*Available data*:
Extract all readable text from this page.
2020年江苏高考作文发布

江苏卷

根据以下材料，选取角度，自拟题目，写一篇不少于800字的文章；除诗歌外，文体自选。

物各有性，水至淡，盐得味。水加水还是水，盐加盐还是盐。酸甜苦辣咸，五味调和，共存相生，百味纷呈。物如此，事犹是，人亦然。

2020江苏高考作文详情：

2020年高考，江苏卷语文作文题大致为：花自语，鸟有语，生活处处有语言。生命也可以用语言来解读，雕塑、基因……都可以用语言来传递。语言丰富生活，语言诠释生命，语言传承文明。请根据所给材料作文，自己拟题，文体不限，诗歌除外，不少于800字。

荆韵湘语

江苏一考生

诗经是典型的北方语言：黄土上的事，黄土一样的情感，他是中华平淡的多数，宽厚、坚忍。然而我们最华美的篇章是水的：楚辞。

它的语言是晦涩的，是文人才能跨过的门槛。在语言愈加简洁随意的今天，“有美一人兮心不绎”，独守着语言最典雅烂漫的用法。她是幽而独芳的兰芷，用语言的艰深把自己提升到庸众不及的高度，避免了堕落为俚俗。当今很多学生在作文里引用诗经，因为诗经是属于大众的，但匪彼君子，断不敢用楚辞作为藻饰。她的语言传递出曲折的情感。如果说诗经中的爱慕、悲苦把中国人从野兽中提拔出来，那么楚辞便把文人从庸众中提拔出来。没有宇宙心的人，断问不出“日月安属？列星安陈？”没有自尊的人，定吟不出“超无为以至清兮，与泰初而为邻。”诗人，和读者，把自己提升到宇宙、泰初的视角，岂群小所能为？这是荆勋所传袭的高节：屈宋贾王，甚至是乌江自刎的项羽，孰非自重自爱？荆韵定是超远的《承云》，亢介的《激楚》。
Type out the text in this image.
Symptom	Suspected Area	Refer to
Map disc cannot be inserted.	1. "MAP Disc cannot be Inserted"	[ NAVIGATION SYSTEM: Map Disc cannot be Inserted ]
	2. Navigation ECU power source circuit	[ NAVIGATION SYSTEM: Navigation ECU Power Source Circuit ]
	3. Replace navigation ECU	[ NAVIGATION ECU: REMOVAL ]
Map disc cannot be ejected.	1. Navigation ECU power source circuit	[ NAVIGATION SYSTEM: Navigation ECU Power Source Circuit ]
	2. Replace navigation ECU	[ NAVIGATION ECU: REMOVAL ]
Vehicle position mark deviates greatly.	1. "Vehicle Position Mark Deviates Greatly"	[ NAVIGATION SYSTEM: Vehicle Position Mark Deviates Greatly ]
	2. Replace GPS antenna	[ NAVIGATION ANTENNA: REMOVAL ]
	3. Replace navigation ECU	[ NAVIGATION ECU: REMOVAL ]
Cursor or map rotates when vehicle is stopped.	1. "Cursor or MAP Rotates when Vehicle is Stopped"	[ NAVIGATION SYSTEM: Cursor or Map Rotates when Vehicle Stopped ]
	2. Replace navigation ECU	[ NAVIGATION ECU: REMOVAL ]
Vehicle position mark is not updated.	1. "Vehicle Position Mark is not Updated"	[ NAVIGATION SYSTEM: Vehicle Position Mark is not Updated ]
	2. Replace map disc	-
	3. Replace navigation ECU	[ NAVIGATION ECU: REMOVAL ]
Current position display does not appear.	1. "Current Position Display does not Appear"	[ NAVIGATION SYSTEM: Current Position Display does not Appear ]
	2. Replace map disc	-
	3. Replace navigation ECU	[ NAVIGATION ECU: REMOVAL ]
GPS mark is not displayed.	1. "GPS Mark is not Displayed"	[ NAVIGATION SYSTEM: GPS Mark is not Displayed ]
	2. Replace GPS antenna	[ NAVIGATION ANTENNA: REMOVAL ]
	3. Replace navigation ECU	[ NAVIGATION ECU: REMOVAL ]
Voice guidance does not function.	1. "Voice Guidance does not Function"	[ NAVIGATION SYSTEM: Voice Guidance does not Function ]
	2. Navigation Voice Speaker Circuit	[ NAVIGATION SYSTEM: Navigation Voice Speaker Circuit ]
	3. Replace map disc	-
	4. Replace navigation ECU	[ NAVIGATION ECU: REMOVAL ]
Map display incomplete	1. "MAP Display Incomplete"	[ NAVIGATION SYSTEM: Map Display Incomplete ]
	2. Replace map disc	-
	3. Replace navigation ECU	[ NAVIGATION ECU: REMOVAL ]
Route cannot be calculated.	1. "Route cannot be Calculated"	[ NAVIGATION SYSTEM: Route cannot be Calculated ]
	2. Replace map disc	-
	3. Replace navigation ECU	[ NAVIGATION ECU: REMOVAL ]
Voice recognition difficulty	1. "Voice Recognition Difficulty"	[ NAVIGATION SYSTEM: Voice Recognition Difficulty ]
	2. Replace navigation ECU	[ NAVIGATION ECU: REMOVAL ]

*Task directions*:
Your task is to repeat the data exactly, with nothing left out.

*Result of the task*:
Extract all readable text from this page.
2020年江苏高考作文发布

江苏卷

根据以下材料，选取角度，自拟题目，写一篇不少于800字的文章；除诗歌外，文体自选。

物各有性，水至淡，盐得味。水加水还是水，盐加盐还是盐。酸甜苦辣咸，五味调和，共存相生，百味纷呈。物如此，事犹是，人亦然。

2020江苏高考作文详情：

2020年高考，江苏卷语文作文题大致为：花自语，鸟有语，生活处处有语言。生命也可以用语言来解读，雕塑、基因……都可以用语言来传递。语言丰富生活，语言诠释生命，语言传承文明。请根据所给材料作文，自己拟题，文体不限，诗歌除外，不少于800字。

荆韵湘语

江苏一考生

诗经是典型的北方语言：黄土上的事，黄土一样的情感，他是中华平淡的多数，宽厚、坚忍。然而我们最华美的篇章是水的：楚辞。

它的语言是晦涩的，是文人才能跨过的门槛。在语言愈加简洁随意的今天，“有美一人兮心不绎”，独守着语言最典雅烂漫的用法。她是幽而独芳的兰芷，用语言的艰深把自己提升到庸众不及的高度，避免了堕落为俚俗。当今很多学生在作文里引用诗经，因为诗经是属于大众的，但匪彼君子，断不敢用楚辞作为藻饰。她的语言传递出曲折的情感。如果说诗经中的爱慕、悲苦把中国人从野兽中提拔出来，那么楚辞便把文人从庸众中提拔出来。没有宇宙心的人，断问不出“日月安属？列星安陈？”没有自尊的人，定吟不出“超无为以至清兮，与泰初而为邻。”诗人，和读者，把自己提升到宇宙、泰初的视角，岂群小所能为？这是荆勋所传袭的高节：屈宋贾王，甚至是乌江自刎的项羽，孰非自重自爱？荆韵定是超远的《承云》，亢介的《激楚》。
Type out the text in this image.
Symptom	Suspected Area	Refer to
Map disc cannot be inserted.	1. "MAP Disc cannot be Inserted"	[ NAVIGATION SYSTEM: Map Disc cannot be Inserted ]
	2. Navigation ECU power source circuit	[ NAVIGATION SYSTEM: Navigation ECU Power Source Circuit ]
	3. Replace navigation ECU	[ NAVIGATION ECU: REMOVAL ]
Map disc cannot be ejected.	1. Navigation ECU power source circuit	[ NAVIGATION SYSTEM: Navigation ECU Power Source Circuit ]
	2. Replace navigation ECU	[ NAVIGATION ECU: REMOVAL ]
Vehicle position mark deviates greatly.	1. "Vehicle Position Mark Deviates Greatly"	[ NAVIGATION SYSTEM: Vehicle Position Mark Deviates Greatly ]
	2. Replace GPS antenna	[ NAVIGATION ANTENNA: REMOVAL ]
	3. Replace navigation ECU	[ NAVIGATION ECU: REMOVAL ]
Cursor or map rotates when vehicle is stopped.	1. "Cursor or MAP Rotates when Vehicle is Stopped"	[ NAVIGATION SYSTEM: Cursor or Map Rotates when Vehicle Stopped ]
	2. Replace navigation ECU	[ NAVIGATION ECU: REMOVAL ]
Vehicle position mark is not updated.	1. "Vehicle Position Mark is not Updated"	[ NAVIGATION SYSTEM: Vehicle Position Mark is not Updated ]
	2. Replace map disc	-
	3. Replace navigation ECU	[ NAVIGATION ECU: REMOVAL ]
Current position display does not appear.	1. "Current Position Display does not Appear"	[ NAVIGATION SYSTEM: Current Position Display does not Appear ]
	2. Replace map disc	-
	3. Replace navigation ECU	[ NAVIGATION ECU: REMOVAL ]
GPS mark is not displayed.	1. "GPS Mark is not Displayed"	[ NAVIGATION SYSTEM: GPS Mark is not Displayed ]
	2. Replace GPS antenna	[ NAVIGATION ANTENNA: REMOVAL ]
	3. Replace navigation ECU	[ NAVIGATION ECU: REMOVAL ]
Voice guidance does not function.	1. "Voice Guidance does not Function"	[ NAVIGATION SYSTEM: Voice Guidance does not Function ]
	2. Navigation Voice Speaker Circuit	[ NAVIGATION SYSTEM: Navigation Voice Speaker Circuit ]
	3. Replace map disc	-
	4. Replace navigation ECU	[ NAVIGATION ECU: REMOVAL ]
Map display incomplete	1. "MAP Display Incomplete"	[ NAVIGATION SYSTEM: Map Display Incomplete ]
	2. Replace map disc	-
	3. Replace navigation ECU	[ NAVIGATION ECU: REMOVAL ]
Route cannot be calculated.	1. "Route cannot be Calculated"	[ NAVIGATION SYSTEM: Route cannot be Calculated ]
	2. Replace map disc	-
	3. Replace navigation ECU	[ NAVIGATION ECU: REMOVAL ]
Voice recognition difficulty	1. "Voice Recognition Difficulty"	[ NAVIGATION SYSTEM: Voice Recognition Difficulty ]
	2. Replace navigation ECU	[ NAVIGATION ECU: REMOVAL ]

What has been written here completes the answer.